**Challenge:**
Leave out the pictures; transcribe all else exactly.

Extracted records

↓

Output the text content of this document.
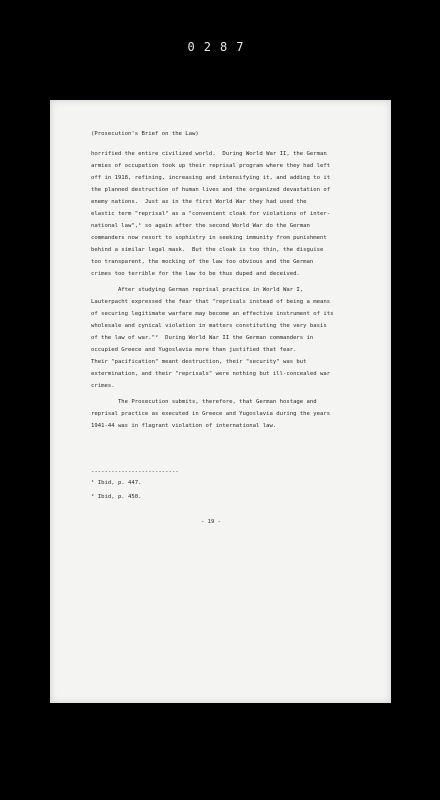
0287
(Prosecution's Brief on the Law)

horrified the entire civilized world.  During World War II, the German
armies of occupation took up their reprisal program where they had left
off in 1918, refining, increasing and intensifying it, and adding to it
the planned destruction of human lives and the organized devastation of
enemy nations.  Just as in the first World War they had used the
elastic term "reprisal" as a "convenient cloak for violations of inter-
national law",¹ so again after the second World War do the German
commanders now resort to sophistry in seeking immunity from punishment
behind a similar legal mask.  But the cloak is too thin, the disguise
too transparent, the mocking of the law too obvious and the German
crimes too terrible for the law to be thus duped and deceived.

After studying German reprisal practice in World War I,
Lauterpacht expressed the fear that "reprisals instead of being a means
of securing legitimate warfare may become an effective instrument of its
wholesale and cynical violation in matters constituting the very basis
of the law of war."²  During World War II the German commanders in
occupied Greece and Yugoslavia more than justified that fear.
Their "pacification" meant destruction, their "security" was but
extermination, and their "reprisals" were nothing but ill-concealed war
crimes.

The Prosecution submits, therefore, that German hostage and
reprisal practice as executed in Greece and Yugoslavia during the years
1941-44 was in flagrant violation of international law.

--------------------------
¹ Ibid, p. 447.
² Ibid, p. 450.
- 19 -
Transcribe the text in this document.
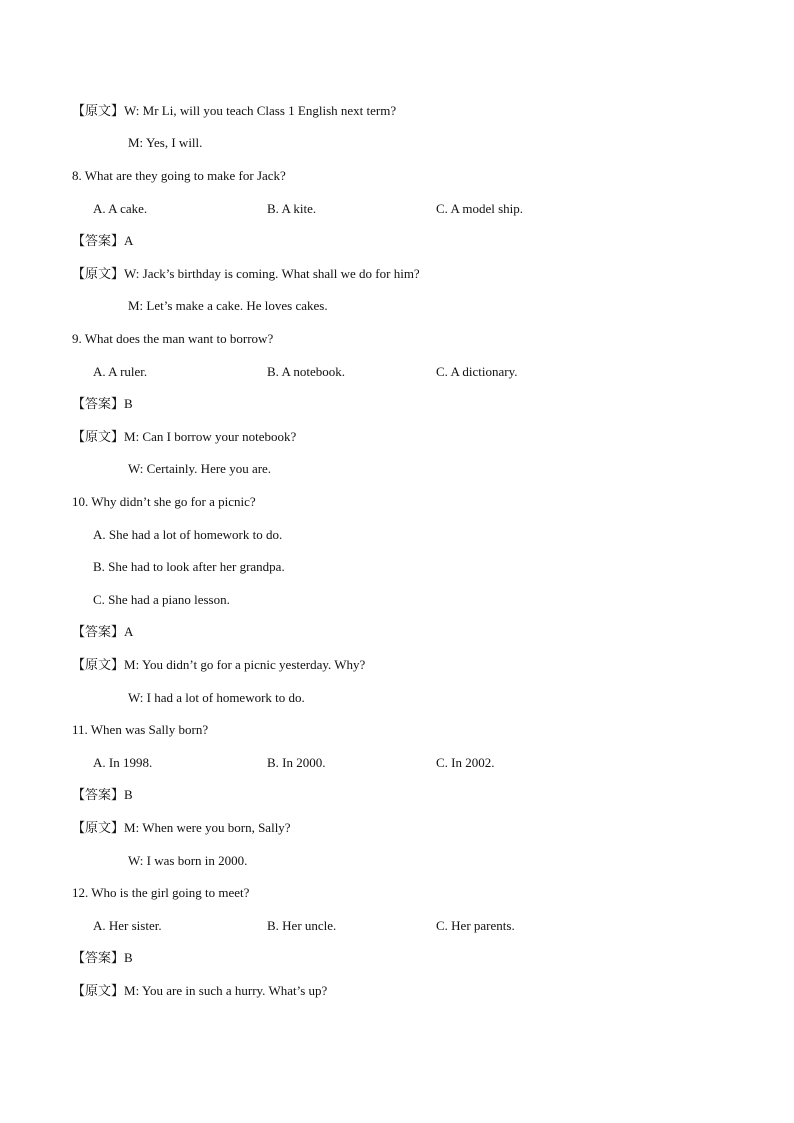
【原文】W: Mr Li, will you teach Class 1 English next term?
M: Yes, I will.
8. What are they going to make for Jack?
A. A cake.	B. A kite.	C. A model ship.
【答案】A
【原文】W: Jack’s birthday is coming. What shall we do for him?
M: Let’s make a cake. He loves cakes.
9. What does the man want to borrow?
A. A ruler.	B. A notebook.	C. A dictionary.
【答案】B
【原文】M: Can I borrow your notebook?
W: Certainly. Here you are.
10. Why didn’t she go for a picnic?
A. She had a lot of homework to do.
B. She had to look after her grandpa.
C. She had a piano lesson.
【答案】A
【原文】M: You didn’t go for a picnic yesterday. Why?
W: I had a lot of homework to do.
11. When was Sally born?
A. In 1998.	B. In 2000.	C. In 2002.
【答案】B
【原文】M: When were you born, Sally?
W: I was born in 2000.
12. Who is the girl going to meet?
A. Her sister.	B. Her uncle.	C. Her parents.
【答案】B
【原文】M: You are in such a hurry. What’s up?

↑

**Result:**
Output the text content of this document.
0287
(Prosecution's Brief on the Law)

horrified the entire civilized world.  During World War II, the German
armies of occupation took up their reprisal program where they had left
off in 1918, refining, increasing and intensifying it, and adding to it
the planned destruction of human lives and the organized devastation of
enemy nations.  Just as in the first World War they had used the
elastic term "reprisal" as a "convenient cloak for violations of inter-
national law",¹ so again after the second World War do the German
commanders now resort to sophistry in seeking immunity from punishment
behind a similar legal mask.  But the cloak is too thin, the disguise
too transparent, the mocking of the law too obvious and the German
crimes too terrible for the law to be thus duped and deceived.

After studying German reprisal practice in World War I,
Lauterpacht expressed the fear that "reprisals instead of being a means
of securing legitimate warfare may become an effective instrument of its
wholesale and cynical violation in matters constituting the very basis
of the law of war."²  During World War II the German commanders in
occupied Greece and Yugoslavia more than justified that fear.
Their "pacification" meant destruction, their "security" was but
extermination, and their "reprisals" were nothing but ill-concealed war
crimes.

The Prosecution submits, therefore, that German hostage and
reprisal practice as executed in Greece and Yugoslavia during the years
1941-44 was in flagrant violation of international law.

--------------------------
¹ Ibid, p. 447.
² Ibid, p. 450.
- 19 -
Transcribe the text in this document.
【原文】W: Mr Li, will you teach Class 1 English next term?
M: Yes, I will.
8. What are they going to make for Jack?
A. A cake.	B. A kite.	C. A model ship.
【答案】A
【原文】W: Jack’s birthday is coming. What shall we do for him?
M: Let’s make a cake. He loves cakes.
9. What does the man want to borrow?
A. A ruler.	B. A notebook.	C. A dictionary.
【答案】B
【原文】M: Can I borrow your notebook?
W: Certainly. Here you are.
10. Why didn’t she go for a picnic?
A. She had a lot of homework to do.
B. She had to look after her grandpa.
C. She had a piano lesson.
【答案】A
【原文】M: You didn’t go for a picnic yesterday. Why?
W: I had a lot of homework to do.
11. When was Sally born?
A. In 1998.	B. In 2000.	C. In 2002.
【答案】B
【原文】M: When were you born, Sally?
W: I was born in 2000.
12. Who is the girl going to meet?
A. Her sister.	B. Her uncle.	C. Her parents.
【答案】B
【原文】M: You are in such a hurry. What’s up?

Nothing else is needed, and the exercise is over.